-- START OF DATA PROVIDED --

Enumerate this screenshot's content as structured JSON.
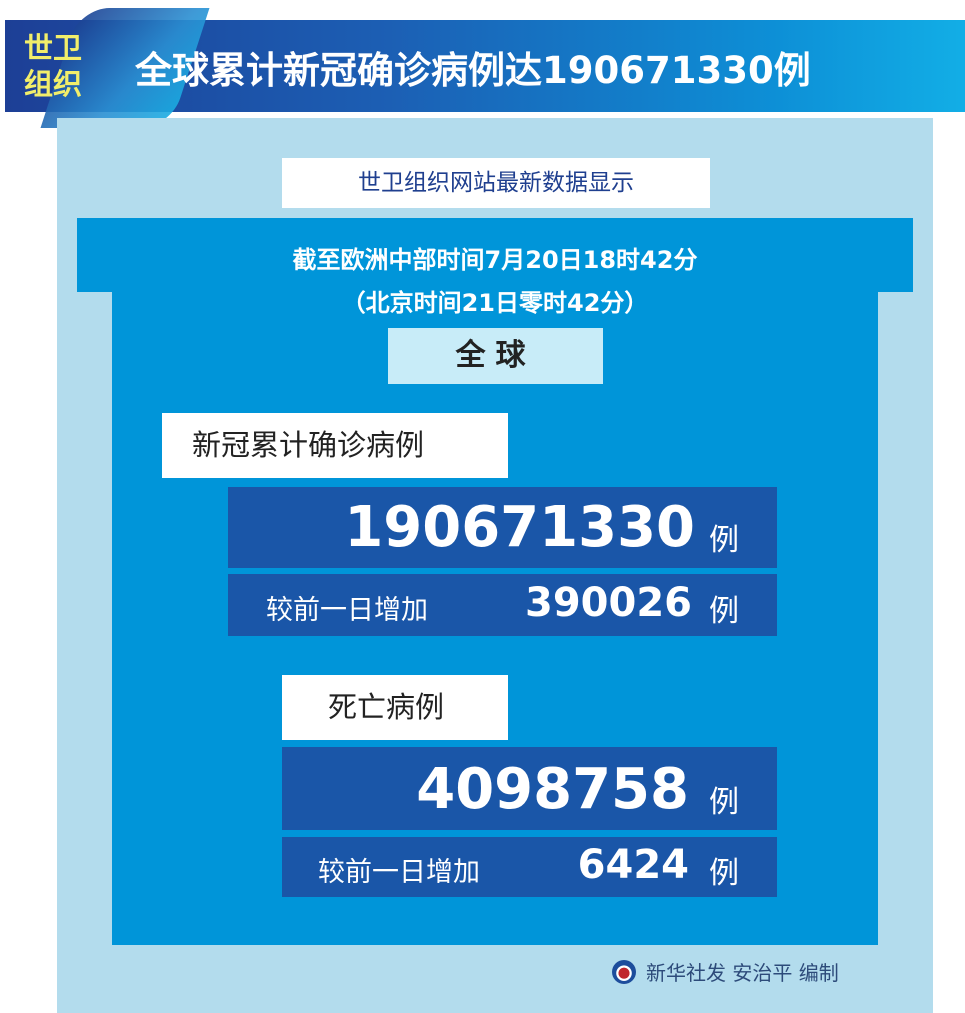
{
  "header": {
    "tag_line1": "世卫",
    "tag_line2": "组织",
    "title": "全球累计新冠确诊病例达190671330例"
  },
  "subtitle": "世卫组织网站最新数据显示",
  "time": {
    "line1": "截至欧洲中部时间7月20日18时42分",
    "line2": "（北京时间21日零时42分）"
  },
  "scope": "全球",
  "cases": {
    "label": "新冠累计确诊病例",
    "total": "190671330",
    "unit": "例",
    "increase_label": "较前一日增加",
    "increase": "390026"
  },
  "deaths": {
    "label": "死亡病例",
    "total": "4098758",
    "unit": "例",
    "increase_label": "较前一日增加",
    "increase": "6424"
  },
  "footer": {
    "credit": "新华社发 安治平 编制"
  },
  "colors": {
    "banner": "#1c5fb4",
    "panel": "#b3dced",
    "body": "#0095d9",
    "value_box": "#1a56a8",
    "tag": "#f2ee6a"
  }
}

-- END OF DATA PROVIDED --

(DO THIS): Transcribe all of the records above character for character. Exclude the pictures.

(EXERCISE RESPONSE):
Enumerate this screenshot's content as structured JSON.
{
  "header": {
    "tag_line1": "世卫",
    "tag_line2": "组织",
    "title": "全球累计新冠确诊病例达190671330例"
  },
  "subtitle": "世卫组织网站最新数据显示",
  "time": {
    "line1": "截至欧洲中部时间7月20日18时42分",
    "line2": "（北京时间21日零时42分）"
  },
  "scope": "全球",
  "cases": {
    "label": "新冠累计确诊病例",
    "total": "190671330",
    "unit": "例",
    "increase_label": "较前一日增加",
    "increase": "390026"
  },
  "deaths": {
    "label": "死亡病例",
    "total": "4098758",
    "unit": "例",
    "increase_label": "较前一日增加",
    "increase": "6424"
  },
  "footer": {
    "credit": "新华社发 安治平 编制"
  },
  "colors": {
    "banner": "#1c5fb4",
    "panel": "#b3dced",
    "body": "#0095d9",
    "value_box": "#1a56a8",
    "tag": "#f2ee6a"
  }
}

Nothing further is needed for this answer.